Extract the complete listing and output it unchanged.

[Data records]

%%

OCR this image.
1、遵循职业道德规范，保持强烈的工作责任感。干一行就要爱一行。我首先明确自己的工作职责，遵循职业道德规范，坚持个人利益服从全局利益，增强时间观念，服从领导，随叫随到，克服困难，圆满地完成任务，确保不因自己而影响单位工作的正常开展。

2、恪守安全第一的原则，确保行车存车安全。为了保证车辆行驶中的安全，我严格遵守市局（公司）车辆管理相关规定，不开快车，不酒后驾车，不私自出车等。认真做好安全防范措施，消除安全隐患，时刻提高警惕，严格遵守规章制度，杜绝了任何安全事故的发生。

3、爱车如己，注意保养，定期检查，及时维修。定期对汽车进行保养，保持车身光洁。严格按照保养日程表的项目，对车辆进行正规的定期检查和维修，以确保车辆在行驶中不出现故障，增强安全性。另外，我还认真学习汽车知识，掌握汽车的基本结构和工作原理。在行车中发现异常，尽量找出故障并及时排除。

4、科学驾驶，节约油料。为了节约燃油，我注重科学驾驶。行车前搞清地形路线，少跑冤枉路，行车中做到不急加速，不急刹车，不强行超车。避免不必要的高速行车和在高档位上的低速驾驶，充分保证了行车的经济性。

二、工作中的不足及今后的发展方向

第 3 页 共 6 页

%%

Problem solution:
OCR this image.
1、遵循职业道德规范，保持强烈的工作责任感。干一行就要爱一行。我首先明确自己的工作职责，遵循职业道德规范，坚持个人利益服从全局利益，增强时间观念，服从领导，随叫随到，克服困难，圆满地完成任务，确保不因自己而影响单位工作的正常开展。

2、恪守安全第一的原则，确保行车存车安全。为了保证车辆行驶中的安全，我严格遵守市局（公司）车辆管理相关规定，不开快车，不酒后驾车，不私自出车等。认真做好安全防范措施，消除安全隐患，时刻提高警惕，严格遵守规章制度，杜绝了任何安全事故的发生。

3、爱车如己，注意保养，定期检查，及时维修。定期对汽车进行保养，保持车身光洁。严格按照保养日程表的项目，对车辆进行正规的定期检查和维修，以确保车辆在行驶中不出现故障，增强安全性。另外，我还认真学习汽车知识，掌握汽车的基本结构和工作原理。在行车中发现异常，尽量找出故障并及时排除。

4、科学驾驶，节约油料。为了节约燃油，我注重科学驾驶。行车前搞清地形路线，少跑冤枉路，行车中做到不急加速，不急刹车，不强行超车。避免不必要的高速行车和在高档位上的低速驾驶，充分保证了行车的经济性。

二、工作中的不足及今后的发展方向

第 3 页 共 6 页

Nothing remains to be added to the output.